▶ Annotated element listings

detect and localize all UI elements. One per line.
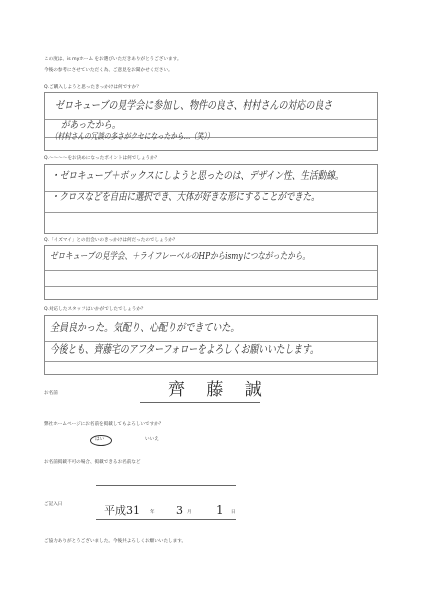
answer-1-line-2: があったから。 — [61, 120, 121, 131]
answer-box-1 — [44, 92, 378, 151]
date-underline — [96, 519, 236, 520]
answer-1-line-3: （村村さんの冗談の多さがクセになったから…（笑）） — [51, 132, 214, 142]
answer-line — [45, 286, 377, 287]
date-year-unit: 年 — [150, 510, 155, 515]
name-label: お名前 — [44, 391, 58, 396]
answer-4-line-2: 今後とも、齊藤宅のアフターフォローをよろしくお願いいたします。 — [50, 342, 319, 356]
date-day: 1 — [216, 503, 224, 517]
answer-3-line-1: ゼロキューブの見学会、＋ライフレーベルのHPからismyにつながったから。 — [50, 251, 310, 262]
date-day-unit: 日 — [231, 510, 236, 515]
name-value: 齊 藤 誠 — [168, 380, 270, 400]
intro-line-2: 今後の参考にさせていただく為、ご意見をお聞かせください。 — [44, 68, 173, 73]
question-1-label: Q.ご購入しようと思ったきっかけは何ですか？ — [44, 85, 141, 90]
footer-thanks: ご協力ありがとうございました。今後共よろしくお願いいたします。 — [44, 539, 187, 544]
publish-no-option[interactable]: いいえ — [145, 437, 159, 442]
answer-box-4 — [44, 315, 378, 375]
date-month-unit: 月 — [187, 510, 192, 515]
answer-1-line-1: ゼロキューブの見学会に参加し、物件の良さ、村村さんの対応の良さ — [55, 98, 333, 112]
date-label: ご記入日 — [44, 502, 63, 507]
answer-2-line-1: ・ゼロキューブ＋ボックスにしようと思ったのは、デザイン性、生活動線。 — [51, 169, 344, 182]
question-3-label: Q.「イズマイ」との出会いのきっかけは何だったのでしょうか？ — [44, 238, 178, 243]
date-month: 3 — [176, 504, 183, 517]
alt-name-line[interactable] — [96, 485, 236, 486]
answer-box-3 — [44, 245, 378, 300]
publish-question-label: 弊社ホームページにお名前を掲載してもよろしいですか？ — [44, 422, 164, 427]
answer-4-line-1: 全員良かった。気配り、心配りができていた。 — [50, 321, 240, 334]
intro-line-1: この度は、is myホーム をお選びいただきありがとうございます。 — [44, 57, 182, 62]
answer-2-line-2: ・クロスなどを自由に選択でき、大体が好きな形にすることができた。 — [51, 191, 320, 203]
question-4-label: Q.対応したスタッフはいかがでしたでしょうか？ — [44, 307, 146, 312]
question-2-label: Q.〜〜〜〜をお決めになったポイントは何でしょうか？ — [44, 156, 160, 161]
date-era-year: 平成31 — [104, 504, 140, 517]
name-underline — [140, 402, 260, 403]
answer-line — [45, 270, 377, 271]
answer-line — [45, 361, 377, 362]
alt-name-label: お名前掲載不可の場合、掲載できるお名前など — [44, 460, 141, 465]
answer-line — [45, 212, 377, 213]
publish-yes-option[interactable]: はい — [95, 437, 105, 442]
answer-box-2 — [44, 164, 378, 234]
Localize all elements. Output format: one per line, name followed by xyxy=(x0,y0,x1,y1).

▶ Instructions for the task
Reproduce the entries above with "answer-line" swapped for "ruled-line" wherever it occurs, changing nothing else and leaving out the pictures.

▶ Response to this exercise
detect and localize all UI elements. One per line.
answer-1-line-2: があったから。 — [61, 120, 121, 131]
answer-box-1 — [44, 92, 378, 151]
date-underline — [96, 519, 236, 520]
answer-1-line-3: （村村さんの冗談の多さがクセになったから…（笑）） — [51, 132, 214, 142]
ruled-line — [45, 286, 377, 287]
date-year-unit: 年 — [150, 510, 155, 515]
name-label: お名前 — [44, 391, 58, 396]
answer-4-line-2: 今後とも、齊藤宅のアフターフォローをよろしくお願いいたします。 — [50, 342, 319, 356]
date-day: 1 — [216, 503, 224, 517]
answer-3-line-1: ゼロキューブの見学会、＋ライフレーベルのHPからismyにつながったから。 — [50, 251, 310, 262]
date-day-unit: 日 — [231, 510, 236, 515]
name-value: 齊 藤 誠 — [168, 380, 270, 400]
intro-line-2: 今後の参考にさせていただく為、ご意見をお聞かせください。 — [44, 68, 173, 73]
question-1-label: Q.ご購入しようと思ったきっかけは何ですか？ — [44, 85, 141, 90]
footer-thanks: ご協力ありがとうございました。今後共よろしくお願いいたします。 — [44, 539, 187, 544]
publish-no-option[interactable]: いいえ — [145, 437, 159, 442]
answer-box-4 — [44, 315, 378, 375]
date-month-unit: 月 — [187, 510, 192, 515]
answer-1-line-1: ゼロキューブの見学会に参加し、物件の良さ、村村さんの対応の良さ — [55, 98, 333, 112]
date-label: ご記入日 — [44, 502, 63, 507]
answer-2-line-1: ・ゼロキューブ＋ボックスにしようと思ったのは、デザイン性、生活動線。 — [51, 169, 344, 182]
question-3-label: Q.「イズマイ」との出会いのきっかけは何だったのでしょうか？ — [44, 238, 178, 243]
date-month: 3 — [176, 504, 183, 517]
alt-name-line[interactable] — [96, 485, 236, 486]
answer-box-3 — [44, 245, 378, 300]
publish-question-label: 弊社ホームページにお名前を掲載してもよろしいですか？ — [44, 422, 164, 427]
answer-4-line-1: 全員良かった。気配り、心配りができていた。 — [50, 321, 240, 334]
intro-line-1: この度は、is myホーム をお選びいただきありがとうございます。 — [44, 57, 182, 62]
answer-2-line-2: ・クロスなどを自由に選択でき、大体が好きな形にすることができた。 — [51, 191, 320, 203]
question-4-label: Q.対応したスタッフはいかがでしたでしょうか？ — [44, 307, 146, 312]
question-2-label: Q.〜〜〜〜をお決めになったポイントは何でしょうか？ — [44, 156, 160, 161]
date-era-year: 平成31 — [104, 504, 140, 517]
name-underline — [140, 402, 260, 403]
ruled-line — [45, 270, 377, 271]
ruled-line — [45, 361, 377, 362]
alt-name-label: お名前掲載不可の場合、掲載できるお名前など — [44, 460, 141, 465]
ruled-line — [45, 212, 377, 213]
publish-yes-option[interactable]: はい — [95, 437, 105, 442]
answer-box-2 — [44, 164, 378, 234]
Localize all elements. Output format: one per line, name followed by xyxy=(x0,y0,x1,y1).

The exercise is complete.